### WRITTEN EXERCISE
Write out all of the entries exactly, please.

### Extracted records
____

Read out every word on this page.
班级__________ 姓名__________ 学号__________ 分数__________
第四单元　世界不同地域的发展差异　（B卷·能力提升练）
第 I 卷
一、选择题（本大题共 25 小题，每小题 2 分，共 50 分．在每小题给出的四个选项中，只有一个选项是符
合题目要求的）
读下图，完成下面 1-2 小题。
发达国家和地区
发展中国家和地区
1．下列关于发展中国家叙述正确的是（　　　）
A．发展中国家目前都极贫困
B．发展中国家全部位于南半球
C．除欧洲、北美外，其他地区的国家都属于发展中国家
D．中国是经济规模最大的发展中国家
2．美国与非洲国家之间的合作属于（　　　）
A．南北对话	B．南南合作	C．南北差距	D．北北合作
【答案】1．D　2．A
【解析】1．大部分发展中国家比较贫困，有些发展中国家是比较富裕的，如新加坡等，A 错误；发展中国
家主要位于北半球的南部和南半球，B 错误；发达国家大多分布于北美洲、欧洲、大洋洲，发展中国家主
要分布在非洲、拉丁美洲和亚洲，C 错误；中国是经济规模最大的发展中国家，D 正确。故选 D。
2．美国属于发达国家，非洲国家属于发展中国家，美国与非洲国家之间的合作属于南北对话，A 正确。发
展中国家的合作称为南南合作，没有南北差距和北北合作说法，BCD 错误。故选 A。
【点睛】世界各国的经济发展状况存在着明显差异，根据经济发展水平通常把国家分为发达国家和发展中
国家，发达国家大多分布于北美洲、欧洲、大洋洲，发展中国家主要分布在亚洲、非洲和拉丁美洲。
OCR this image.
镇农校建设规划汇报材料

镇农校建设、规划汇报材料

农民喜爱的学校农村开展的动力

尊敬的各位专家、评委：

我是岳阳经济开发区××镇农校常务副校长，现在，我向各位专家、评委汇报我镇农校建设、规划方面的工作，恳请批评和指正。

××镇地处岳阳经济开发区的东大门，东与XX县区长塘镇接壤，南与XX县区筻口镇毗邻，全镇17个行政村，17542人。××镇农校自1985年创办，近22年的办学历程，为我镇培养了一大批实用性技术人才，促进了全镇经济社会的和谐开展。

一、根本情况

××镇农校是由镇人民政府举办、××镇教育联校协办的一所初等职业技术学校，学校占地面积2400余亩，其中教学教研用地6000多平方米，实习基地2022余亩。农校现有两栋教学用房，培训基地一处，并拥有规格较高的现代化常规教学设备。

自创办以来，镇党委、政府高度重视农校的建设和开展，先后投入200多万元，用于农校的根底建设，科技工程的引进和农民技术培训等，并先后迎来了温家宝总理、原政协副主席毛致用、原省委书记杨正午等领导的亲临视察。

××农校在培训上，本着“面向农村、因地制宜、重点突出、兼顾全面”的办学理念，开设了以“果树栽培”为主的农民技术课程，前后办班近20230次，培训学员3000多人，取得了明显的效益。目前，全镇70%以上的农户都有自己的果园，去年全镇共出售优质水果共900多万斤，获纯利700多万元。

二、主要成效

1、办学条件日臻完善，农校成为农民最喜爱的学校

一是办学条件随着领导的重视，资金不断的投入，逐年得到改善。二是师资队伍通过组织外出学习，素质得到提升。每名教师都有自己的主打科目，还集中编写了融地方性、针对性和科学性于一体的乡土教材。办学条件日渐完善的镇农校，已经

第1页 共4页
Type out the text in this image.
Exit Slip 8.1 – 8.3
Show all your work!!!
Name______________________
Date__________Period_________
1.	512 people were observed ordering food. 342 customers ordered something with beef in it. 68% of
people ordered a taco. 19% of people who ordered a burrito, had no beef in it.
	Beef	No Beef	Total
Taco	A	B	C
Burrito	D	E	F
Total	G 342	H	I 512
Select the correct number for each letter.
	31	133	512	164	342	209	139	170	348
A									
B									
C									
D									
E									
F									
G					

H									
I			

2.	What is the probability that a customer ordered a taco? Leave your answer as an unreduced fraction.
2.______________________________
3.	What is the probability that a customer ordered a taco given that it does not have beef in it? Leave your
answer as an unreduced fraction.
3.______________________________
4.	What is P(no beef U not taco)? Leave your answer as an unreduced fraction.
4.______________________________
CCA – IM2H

____

### REPLY
Read out every word on this page.
班级__________ 姓名__________ 学号__________ 分数__________
第四单元　世界不同地域的发展差异　（B卷·能力提升练）
第 I 卷
一、选择题（本大题共 25 小题，每小题 2 分，共 50 分．在每小题给出的四个选项中，只有一个选项是符
合题目要求的）
读下图，完成下面 1-2 小题。
发达国家和地区
发展中国家和地区
1．下列关于发展中国家叙述正确的是（　　　）
A．发展中国家目前都极贫困
B．发展中国家全部位于南半球
C．除欧洲、北美外，其他地区的国家都属于发展中国家
D．中国是经济规模最大的发展中国家
2．美国与非洲国家之间的合作属于（　　　）
A．南北对话	B．南南合作	C．南北差距	D．北北合作
【答案】1．D　2．A
【解析】1．大部分发展中国家比较贫困，有些发展中国家是比较富裕的，如新加坡等，A 错误；发展中国
家主要位于北半球的南部和南半球，B 错误；发达国家大多分布于北美洲、欧洲、大洋洲，发展中国家主
要分布在非洲、拉丁美洲和亚洲，C 错误；中国是经济规模最大的发展中国家，D 正确。故选 D。
2．美国属于发达国家，非洲国家属于发展中国家，美国与非洲国家之间的合作属于南北对话，A 正确。发
展中国家的合作称为南南合作，没有南北差距和北北合作说法，BCD 错误。故选 A。
【点睛】世界各国的经济发展状况存在着明显差异，根据经济发展水平通常把国家分为发达国家和发展中
国家，发达国家大多分布于北美洲、欧洲、大洋洲，发展中国家主要分布在亚洲、非洲和拉丁美洲。
OCR this image.
镇农校建设规划汇报材料

镇农校建设、规划汇报材料

农民喜爱的学校农村开展的动力

尊敬的各位专家、评委：

我是岳阳经济开发区××镇农校常务副校长，现在，我向各位专家、评委汇报我镇农校建设、规划方面的工作，恳请批评和指正。

××镇地处岳阳经济开发区的东大门，东与XX县区长塘镇接壤，南与XX县区筻口镇毗邻，全镇17个行政村，17542人。××镇农校自1985年创办，近22年的办学历程，为我镇培养了一大批实用性技术人才，促进了全镇经济社会的和谐开展。

一、根本情况

××镇农校是由镇人民政府举办、××镇教育联校协办的一所初等职业技术学校，学校占地面积2400余亩，其中教学教研用地6000多平方米，实习基地2022余亩。农校现有两栋教学用房，培训基地一处，并拥有规格较高的现代化常规教学设备。

自创办以来，镇党委、政府高度重视农校的建设和开展，先后投入200多万元，用于农校的根底建设，科技工程的引进和农民技术培训等，并先后迎来了温家宝总理、原政协副主席毛致用、原省委书记杨正午等领导的亲临视察。

××农校在培训上，本着“面向农村、因地制宜、重点突出、兼顾全面”的办学理念，开设了以“果树栽培”为主的农民技术课程，前后办班近20230次，培训学员3000多人，取得了明显的效益。目前，全镇70%以上的农户都有自己的果园，去年全镇共出售优质水果共900多万斤，获纯利700多万元。

二、主要成效

1、办学条件日臻完善，农校成为农民最喜爱的学校

一是办学条件随着领导的重视，资金不断的投入，逐年得到改善。二是师资队伍通过组织外出学习，素质得到提升。每名教师都有自己的主打科目，还集中编写了融地方性、针对性和科学性于一体的乡土教材。办学条件日渐完善的镇农校，已经

第1页 共4页
Type out the text in this image.
Exit Slip 8.1 – 8.3
Show all your work!!!
Name______________________
Date__________Period_________
1.	512 people were observed ordering food. 342 customers ordered something with beef in it. 68% of
people ordered a taco. 19% of people who ordered a burrito, had no beef in it.
	Beef	No Beef	Total
Taco	A	B	C
Burrito	D	E	F
Total	G 342	H	I 512
Select the correct number for each letter.
	31	133	512	164	342	209	139	170	348
A									
B									
C									
D									
E									
F									
G					

H									
I			

2.	What is the probability that a customer ordered a taco? Leave your answer as an unreduced fraction.
2.______________________________
3.	What is the probability that a customer ordered a taco given that it does not have beef in it? Leave your
answer as an unreduced fraction.
3.______________________________
4.	What is P(no beef U not taco)? Leave your answer as an unreduced fraction.
4.______________________________
CCA – IM2H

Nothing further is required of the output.